[Work required]:
Copy everything in the passage on eigenvalue decomposition below, from "The matrix above, then, according" down to "by Figure 6.14.", without changing a word.

[Selection]:

[start]

The matrix above, then, according to its eigenvalue decomposition, scales in a direction 31.7° counterclockwise from three o’clock (the x-axis). This is a touch before 2 p.m. on the clockface as is confirmed by Figure 6.14.

We can also reverse the diagonalization process; to scale by (λ1, λ2) with the first scaling direction an angle ϕ clockwise from the x-axis, we have

$\left[\begin{array}{rr}\hfill \text{cos}\varphi & \hfill \sin \varphi \\ \hfill -\sin \varphi & \hfill \cos \varphi \end{array}\right]\left[\begin{array}{rr}\hfill {\text{λ}}_{\text{1}}& \hfill \text{0}\\ \hfill \text{0}& \hfill {\text{λ}}_{\text{2}}\end{array}\right]\left[\begin{array}{rr}\hfill \text{cos}\varphi & \hfill -\sin \varphi \\ \hfill \sin \varphi & \hfill \cos \varphi \end{array}\right]=\left[\begin{array}{ll}{\text{λ}}_{\text{1}}{\text{cos}}^{\text{2}}\varphi +{\text{λ}}_{\text{2}}{\text{sin}}^{\text{2}}\varphi \hfill & \left({\text{λ}}_{\text{2}}-{\text{λ}}_{\text{1}}\right)\cos \varphi \sin \varphi \hfill \\ \left({\text{λ}}_{\text{2}}-{\text{λ}}_{\text{1}}\right)\cos \varphi \sin \varphi \hfill & {\text{λ}}_{\text{2}}{\text{cos}}^{\text{2}}\varphi +{\text{λ}}_{\text{1}}{\text{sin}}^{\text{2}}\varphi \hfill \end{array}\right].$

We should take heart that this is a symmetric matrix as we know must be true since we constructed it from a symmetric eigenvalue decomposition.

[end]

[Entries supplied]:
[start]

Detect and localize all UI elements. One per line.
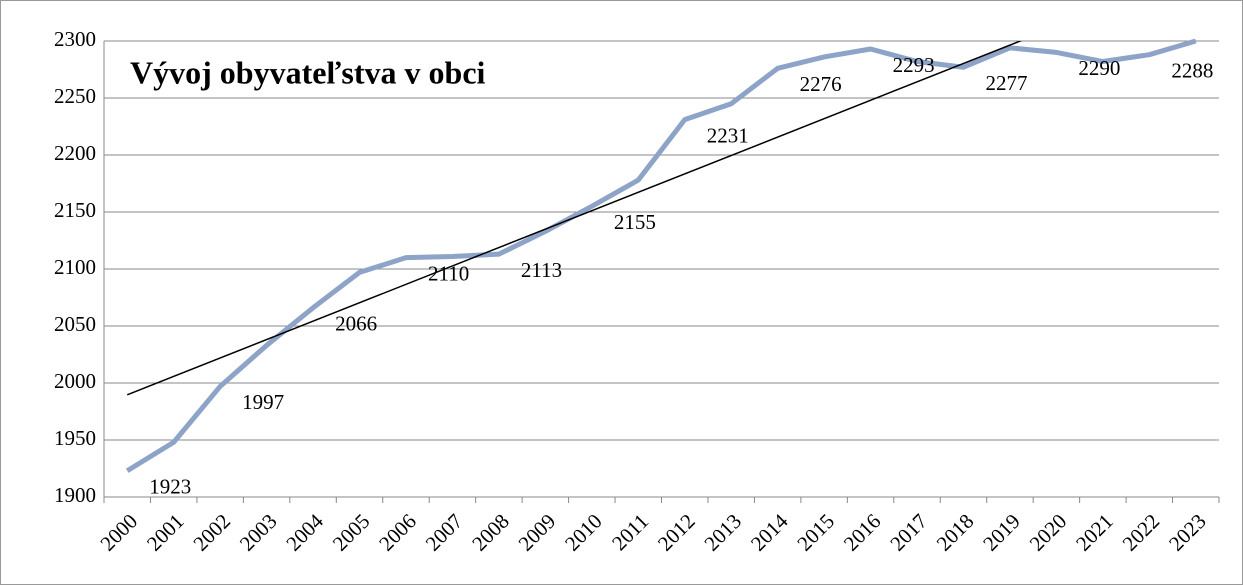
y-tick-label: 1950 [54,426,96,450]
data-label: 1997 [242,390,284,414]
data-label: 2293 [893,53,935,77]
y-tick-label: 2000 [54,369,96,393]
data-label: 2066 [335,312,377,336]
data-label: 2290 [1078,56,1120,80]
data-label: 1923 [149,475,191,499]
y-tick-label: 2300 [54,27,96,51]
data-label: 2155 [614,210,656,234]
trendline [126,41,1023,396]
data-label: 2110 [428,261,469,285]
data-label: 2276 [800,72,842,96]
y-tick-label: 2250 [54,84,96,108]
y-tick-label: 2100 [54,255,96,279]
y-tick-label: 2050 [54,312,96,336]
data-line [125,38,1197,473]
data-label: 2277 [985,71,1027,95]
y-tick-label: 2150 [54,198,96,222]
data-label: 2113 [521,258,562,282]
data-label: 2288 [1171,58,1213,82]
y-tick-label: 1900 [54,483,96,507]
chart-title: Vývoj obyvateľstva v obci [130,54,486,90]
y-tick-label: 2200 [54,141,96,165]
data-label: 2231 [707,123,749,147]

[end]

[Full output]:
The matrix above, then, according to its eigenvalue decomposition, scales in a direction 31.7° counterclockwise from three o’clock (the x-axis). This is a touch before 2 p.m. on the clockface as is confirmed by Figure 6.14.